Faithfully return all lines, omitting every embedded picture.

______

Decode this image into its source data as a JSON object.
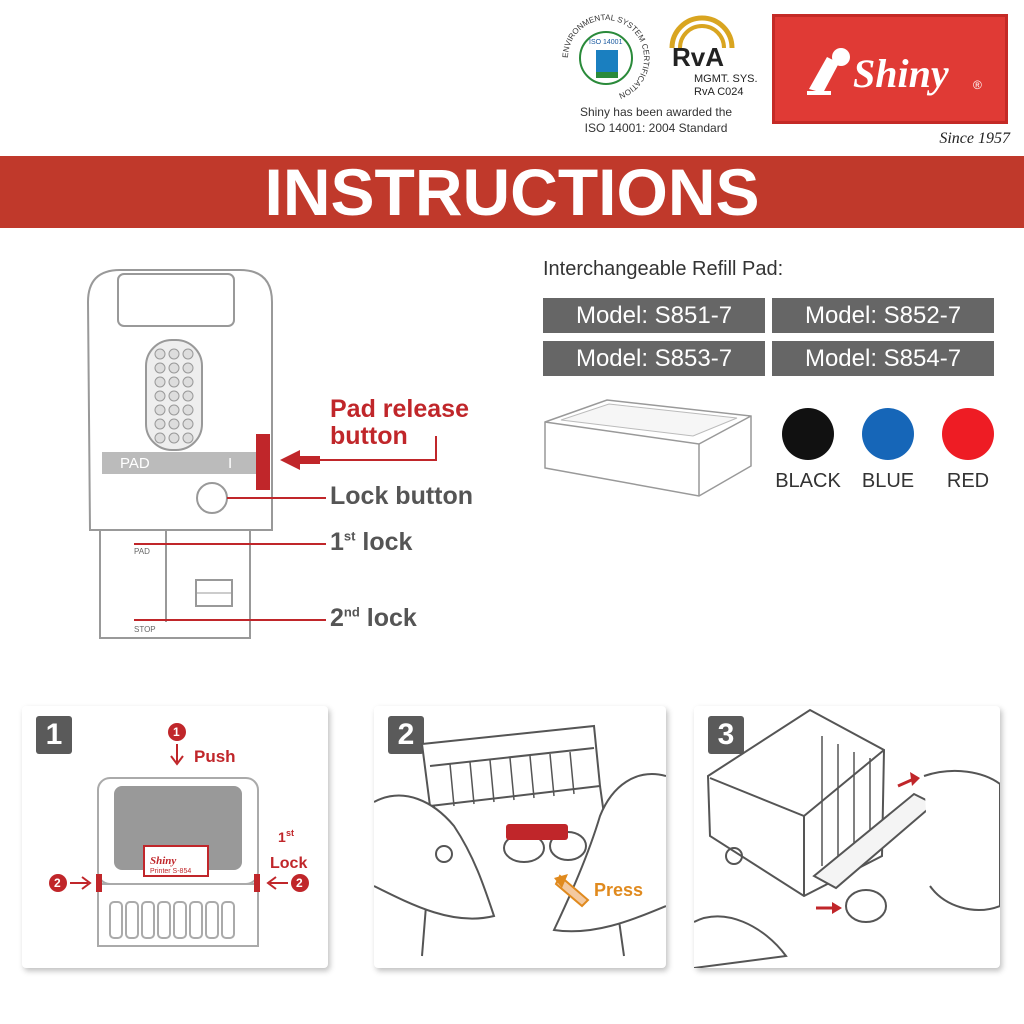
{
  "header": {
    "cert_ring_text": "ENVIRONMENTAL SYSTEM CERTIFICATION",
    "iso_badge": "ISO 14001",
    "cert_line1": "Shiny has been awarded the",
    "cert_line2": "ISO 14001: 2004 Standard",
    "rva_mark": "RvA",
    "rva_line1": "MGMT. SYS.",
    "rva_line2": "RvA C024",
    "brand": "Shiny",
    "registered": "®",
    "since": "Since 1957"
  },
  "banner": {
    "title": "INSTRUCTIONS"
  },
  "diagram": {
    "pad_release_line1": "Pad release",
    "pad_release_line2": "button",
    "lock_button": "Lock button",
    "first_lock_num": "1",
    "first_lock_sup": "st",
    "first_lock_text": "lock",
    "second_lock_num": "2",
    "second_lock_sup": "nd",
    "second_lock_text": "lock",
    "stamp_pad_label": "PAD",
    "stamp_i_label": "I",
    "tick_pad": "PAD",
    "tick_stop": "STOP"
  },
  "refill": {
    "title": "Interchangeable Refill Pad:",
    "models": [
      "Model: S851-7",
      "Model: S852-7",
      "Model: S853-7",
      "Model: S854-7"
    ],
    "colors": [
      {
        "label": "BLACK",
        "hex": "#111111"
      },
      {
        "label": "BLUE",
        "hex": "#1666b8"
      },
      {
        "label": "RED",
        "hex": "#ee1c24"
      }
    ]
  },
  "steps": [
    {
      "number": "1",
      "push_num": "1",
      "push": "Push",
      "lock_num": "1",
      "lock_sup": "st",
      "lock_text": "Lock",
      "side_num": "2",
      "stamp_brand": "Shiny",
      "stamp_model": "Printer S-854"
    },
    {
      "number": "2",
      "press": "Press"
    },
    {
      "number": "3"
    }
  ],
  "colors": {
    "banner": "#c0392b",
    "accent_red": "#c0262a",
    "model_bg": "#666666"
  }
}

______

- Full solution
Decode this image into its source data as a JSON object.
{
  "header": {
    "cert_ring_text": "ENVIRONMENTAL SYSTEM CERTIFICATION",
    "iso_badge": "ISO 14001",
    "cert_line1": "Shiny has been awarded the",
    "cert_line2": "ISO 14001: 2004 Standard",
    "rva_mark": "RvA",
    "rva_line1": "MGMT. SYS.",
    "rva_line2": "RvA C024",
    "brand": "Shiny",
    "registered": "®",
    "since": "Since 1957"
  },
  "banner": {
    "title": "INSTRUCTIONS"
  },
  "diagram": {
    "pad_release_line1": "Pad release",
    "pad_release_line2": "button",
    "lock_button": "Lock button",
    "first_lock_num": "1",
    "first_lock_sup": "st",
    "first_lock_text": "lock",
    "second_lock_num": "2",
    "second_lock_sup": "nd",
    "second_lock_text": "lock",
    "stamp_pad_label": "PAD",
    "stamp_i_label": "I",
    "tick_pad": "PAD",
    "tick_stop": "STOP"
  },
  "refill": {
    "title": "Interchangeable Refill Pad:",
    "models": [
      "Model: S851-7",
      "Model: S852-7",
      "Model: S853-7",
      "Model: S854-7"
    ],
    "colors": [
      {
        "label": "BLACK",
        "hex": "#111111"
      },
      {
        "label": "BLUE",
        "hex": "#1666b8"
      },
      {
        "label": "RED",
        "hex": "#ee1c24"
      }
    ]
  },
  "steps": [
    {
      "number": "1",
      "push_num": "1",
      "push": "Push",
      "lock_num": "1",
      "lock_sup": "st",
      "lock_text": "Lock",
      "side_num": "2",
      "stamp_brand": "Shiny",
      "stamp_model": "Printer S-854"
    },
    {
      "number": "2",
      "press": "Press"
    },
    {
      "number": "3"
    }
  ],
  "colors": {
    "banner": "#c0392b",
    "accent_red": "#c0262a",
    "model_bg": "#666666"
  }
}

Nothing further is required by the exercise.